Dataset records
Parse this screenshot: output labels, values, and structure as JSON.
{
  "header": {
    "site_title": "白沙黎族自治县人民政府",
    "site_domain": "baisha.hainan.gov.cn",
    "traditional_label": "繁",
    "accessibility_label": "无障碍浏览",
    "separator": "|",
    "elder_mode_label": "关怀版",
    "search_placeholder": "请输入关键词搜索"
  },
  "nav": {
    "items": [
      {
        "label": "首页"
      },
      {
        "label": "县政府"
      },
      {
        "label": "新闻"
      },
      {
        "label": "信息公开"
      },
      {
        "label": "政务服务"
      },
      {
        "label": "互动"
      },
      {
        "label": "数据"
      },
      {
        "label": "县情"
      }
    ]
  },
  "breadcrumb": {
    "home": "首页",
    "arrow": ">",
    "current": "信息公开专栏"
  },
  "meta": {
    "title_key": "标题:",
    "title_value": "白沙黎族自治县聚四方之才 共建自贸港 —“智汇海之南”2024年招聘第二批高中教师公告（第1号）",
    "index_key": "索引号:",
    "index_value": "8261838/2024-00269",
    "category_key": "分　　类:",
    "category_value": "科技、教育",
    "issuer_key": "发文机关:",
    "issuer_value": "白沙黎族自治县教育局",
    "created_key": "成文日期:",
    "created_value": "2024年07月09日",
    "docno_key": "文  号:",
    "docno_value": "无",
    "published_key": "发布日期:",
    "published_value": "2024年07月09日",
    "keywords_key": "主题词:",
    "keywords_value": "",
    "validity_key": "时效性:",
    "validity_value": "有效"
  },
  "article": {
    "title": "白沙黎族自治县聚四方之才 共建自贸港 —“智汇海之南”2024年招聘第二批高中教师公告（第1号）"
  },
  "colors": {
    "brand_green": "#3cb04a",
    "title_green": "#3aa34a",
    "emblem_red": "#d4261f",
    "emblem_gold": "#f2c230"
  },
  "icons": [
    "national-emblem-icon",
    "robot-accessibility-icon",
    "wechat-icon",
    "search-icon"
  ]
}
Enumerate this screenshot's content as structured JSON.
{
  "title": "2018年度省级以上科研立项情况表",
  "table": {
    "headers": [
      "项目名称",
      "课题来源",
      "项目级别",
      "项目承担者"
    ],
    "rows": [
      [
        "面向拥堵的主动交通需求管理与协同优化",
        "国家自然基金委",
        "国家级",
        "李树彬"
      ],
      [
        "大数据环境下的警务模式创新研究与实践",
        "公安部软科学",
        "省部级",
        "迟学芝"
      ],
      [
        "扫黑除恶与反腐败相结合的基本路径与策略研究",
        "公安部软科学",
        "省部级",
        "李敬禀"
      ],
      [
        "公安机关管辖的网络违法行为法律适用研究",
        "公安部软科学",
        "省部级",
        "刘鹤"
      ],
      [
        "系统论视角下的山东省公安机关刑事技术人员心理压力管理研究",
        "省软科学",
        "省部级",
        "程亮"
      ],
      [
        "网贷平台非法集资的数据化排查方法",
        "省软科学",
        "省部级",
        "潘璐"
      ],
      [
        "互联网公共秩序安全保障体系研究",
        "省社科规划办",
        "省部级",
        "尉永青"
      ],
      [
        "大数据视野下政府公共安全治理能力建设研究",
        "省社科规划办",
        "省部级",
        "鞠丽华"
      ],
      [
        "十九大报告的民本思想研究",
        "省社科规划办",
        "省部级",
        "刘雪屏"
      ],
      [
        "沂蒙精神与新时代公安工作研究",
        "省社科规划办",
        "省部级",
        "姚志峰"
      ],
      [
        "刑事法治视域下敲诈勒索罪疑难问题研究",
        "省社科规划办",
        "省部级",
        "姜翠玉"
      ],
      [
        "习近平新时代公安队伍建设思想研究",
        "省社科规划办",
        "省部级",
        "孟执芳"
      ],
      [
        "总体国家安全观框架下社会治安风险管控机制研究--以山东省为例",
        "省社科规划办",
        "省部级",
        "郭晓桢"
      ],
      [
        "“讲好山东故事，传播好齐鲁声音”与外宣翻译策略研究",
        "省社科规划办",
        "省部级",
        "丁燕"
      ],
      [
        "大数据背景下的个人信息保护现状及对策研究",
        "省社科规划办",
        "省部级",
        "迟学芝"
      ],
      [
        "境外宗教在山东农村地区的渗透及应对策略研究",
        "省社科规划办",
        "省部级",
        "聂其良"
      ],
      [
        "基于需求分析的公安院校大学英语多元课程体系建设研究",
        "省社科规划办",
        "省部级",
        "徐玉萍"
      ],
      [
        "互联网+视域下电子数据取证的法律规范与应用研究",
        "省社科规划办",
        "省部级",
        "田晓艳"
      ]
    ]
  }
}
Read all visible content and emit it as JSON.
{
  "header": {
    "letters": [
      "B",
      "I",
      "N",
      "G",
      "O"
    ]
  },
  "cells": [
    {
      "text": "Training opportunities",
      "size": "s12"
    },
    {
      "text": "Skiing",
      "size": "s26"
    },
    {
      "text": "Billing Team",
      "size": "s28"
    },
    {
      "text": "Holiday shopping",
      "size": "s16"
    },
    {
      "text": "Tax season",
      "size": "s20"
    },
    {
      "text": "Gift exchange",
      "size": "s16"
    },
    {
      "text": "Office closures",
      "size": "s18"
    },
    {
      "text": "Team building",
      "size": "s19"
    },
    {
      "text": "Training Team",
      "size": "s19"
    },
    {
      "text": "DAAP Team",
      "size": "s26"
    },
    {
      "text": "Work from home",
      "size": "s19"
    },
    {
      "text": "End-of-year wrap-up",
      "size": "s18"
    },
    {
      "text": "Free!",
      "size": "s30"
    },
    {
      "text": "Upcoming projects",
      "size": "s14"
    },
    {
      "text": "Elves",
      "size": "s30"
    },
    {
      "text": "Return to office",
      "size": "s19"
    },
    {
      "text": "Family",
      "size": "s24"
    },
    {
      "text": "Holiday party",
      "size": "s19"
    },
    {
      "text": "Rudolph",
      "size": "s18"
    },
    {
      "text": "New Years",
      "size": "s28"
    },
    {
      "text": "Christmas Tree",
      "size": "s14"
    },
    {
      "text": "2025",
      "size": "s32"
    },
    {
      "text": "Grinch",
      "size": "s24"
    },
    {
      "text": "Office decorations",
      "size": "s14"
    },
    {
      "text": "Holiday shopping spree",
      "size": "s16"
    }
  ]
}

◆ **What to do**: Transcribe all entries exactly as they are given.

◆ **Result of the exercise**:
Parse this screenshot: output labels, values, and structure as JSON.
{
  "header": {
    "site_title": "白沙黎族自治县人民政府",
    "site_domain": "baisha.hainan.gov.cn",
    "traditional_label": "繁",
    "accessibility_label": "无障碍浏览",
    "separator": "|",
    "elder_mode_label": "关怀版",
    "search_placeholder": "请输入关键词搜索"
  },
  "nav": {
    "items": [
      {
        "label": "首页"
      },
      {
        "label": "县政府"
      },
      {
        "label": "新闻"
      },
      {
        "label": "信息公开"
      },
      {
        "label": "政务服务"
      },
      {
        "label": "互动"
      },
      {
        "label": "数据"
      },
      {
        "label": "县情"
      }
    ]
  },
  "breadcrumb": {
    "home": "首页",
    "arrow": ">",
    "current": "信息公开专栏"
  },
  "meta": {
    "title_key": "标题:",
    "title_value": "白沙黎族自治县聚四方之才 共建自贸港 —“智汇海之南”2024年招聘第二批高中教师公告（第1号）",
    "index_key": "索引号:",
    "index_value": "8261838/2024-00269",
    "category_key": "分　　类:",
    "category_value": "科技、教育",
    "issuer_key": "发文机关:",
    "issuer_value": "白沙黎族自治县教育局",
    "created_key": "成文日期:",
    "created_value": "2024年07月09日",
    "docno_key": "文  号:",
    "docno_value": "无",
    "published_key": "发布日期:",
    "published_value": "2024年07月09日",
    "keywords_key": "主题词:",
    "keywords_value": "",
    "validity_key": "时效性:",
    "validity_value": "有效"
  },
  "article": {
    "title": "白沙黎族自治县聚四方之才 共建自贸港 —“智汇海之南”2024年招聘第二批高中教师公告（第1号）"
  },
  "colors": {
    "brand_green": "#3cb04a",
    "title_green": "#3aa34a",
    "emblem_red": "#d4261f",
    "emblem_gold": "#f2c230"
  },
  "icons": [
    "national-emblem-icon",
    "robot-accessibility-icon",
    "wechat-icon",
    "search-icon"
  ]
}
Enumerate this screenshot's content as structured JSON.
{
  "title": "2018年度省级以上科研立项情况表",
  "table": {
    "headers": [
      "项目名称",
      "课题来源",
      "项目级别",
      "项目承担者"
    ],
    "rows": [
      [
        "面向拥堵的主动交通需求管理与协同优化",
        "国家自然基金委",
        "国家级",
        "李树彬"
      ],
      [
        "大数据环境下的警务模式创新研究与实践",
        "公安部软科学",
        "省部级",
        "迟学芝"
      ],
      [
        "扫黑除恶与反腐败相结合的基本路径与策略研究",
        "公安部软科学",
        "省部级",
        "李敬禀"
      ],
      [
        "公安机关管辖的网络违法行为法律适用研究",
        "公安部软科学",
        "省部级",
        "刘鹤"
      ],
      [
        "系统论视角下的山东省公安机关刑事技术人员心理压力管理研究",
        "省软科学",
        "省部级",
        "程亮"
      ],
      [
        "网贷平台非法集资的数据化排查方法",
        "省软科学",
        "省部级",
        "潘璐"
      ],
      [
        "互联网公共秩序安全保障体系研究",
        "省社科规划办",
        "省部级",
        "尉永青"
      ],
      [
        "大数据视野下政府公共安全治理能力建设研究",
        "省社科规划办",
        "省部级",
        "鞠丽华"
      ],
      [
        "十九大报告的民本思想研究",
        "省社科规划办",
        "省部级",
        "刘雪屏"
      ],
      [
        "沂蒙精神与新时代公安工作研究",
        "省社科规划办",
        "省部级",
        "姚志峰"
      ],
      [
        "刑事法治视域下敲诈勒索罪疑难问题研究",
        "省社科规划办",
        "省部级",
        "姜翠玉"
      ],
      [
        "习近平新时代公安队伍建设思想研究",
        "省社科规划办",
        "省部级",
        "孟执芳"
      ],
      [
        "总体国家安全观框架下社会治安风险管控机制研究--以山东省为例",
        "省社科规划办",
        "省部级",
        "郭晓桢"
      ],
      [
        "“讲好山东故事，传播好齐鲁声音”与外宣翻译策略研究",
        "省社科规划办",
        "省部级",
        "丁燕"
      ],
      [
        "大数据背景下的个人信息保护现状及对策研究",
        "省社科规划办",
        "省部级",
        "迟学芝"
      ],
      [
        "境外宗教在山东农村地区的渗透及应对策略研究",
        "省社科规划办",
        "省部级",
        "聂其良"
      ],
      [
        "基于需求分析的公安院校大学英语多元课程体系建设研究",
        "省社科规划办",
        "省部级",
        "徐玉萍"
      ],
      [
        "互联网+视域下电子数据取证的法律规范与应用研究",
        "省社科规划办",
        "省部级",
        "田晓艳"
      ]
    ]
  }
}
Read all visible content and emit it as JSON.
{
  "header": {
    "letters": [
      "B",
      "I",
      "N",
      "G",
      "O"
    ]
  },
  "cells": [
    {
      "text": "Training opportunities",
      "size": "s12"
    },
    {
      "text": "Skiing",
      "size": "s26"
    },
    {
      "text": "Billing Team",
      "size": "s28"
    },
    {
      "text": "Holiday shopping",
      "size": "s16"
    },
    {
      "text": "Tax season",
      "size": "s20"
    },
    {
      "text": "Gift exchange",
      "size": "s16"
    },
    {
      "text": "Office closures",
      "size": "s18"
    },
    {
      "text": "Team building",
      "size": "s19"
    },
    {
      "text": "Training Team",
      "size": "s19"
    },
    {
      "text": "DAAP Team",
      "size": "s26"
    },
    {
      "text": "Work from home",
      "size": "s19"
    },
    {
      "text": "End-of-year wrap-up",
      "size": "s18"
    },
    {
      "text": "Free!",
      "size": "s30"
    },
    {
      "text": "Upcoming projects",
      "size": "s14"
    },
    {
      "text": "Elves",
      "size": "s30"
    },
    {
      "text": "Return to office",
      "size": "s19"
    },
    {
      "text": "Family",
      "size": "s24"
    },
    {
      "text": "Holiday party",
      "size": "s19"
    },
    {
      "text": "Rudolph",
      "size": "s18"
    },
    {
      "text": "New Years",
      "size": "s28"
    },
    {
      "text": "Christmas Tree",
      "size": "s14"
    },
    {
      "text": "2025",
      "size": "s32"
    },
    {
      "text": "Grinch",
      "size": "s24"
    },
    {
      "text": "Office decorations",
      "size": "s14"
    },
    {
      "text": "Holiday shopping spree",
      "size": "s16"
    }
  ]
}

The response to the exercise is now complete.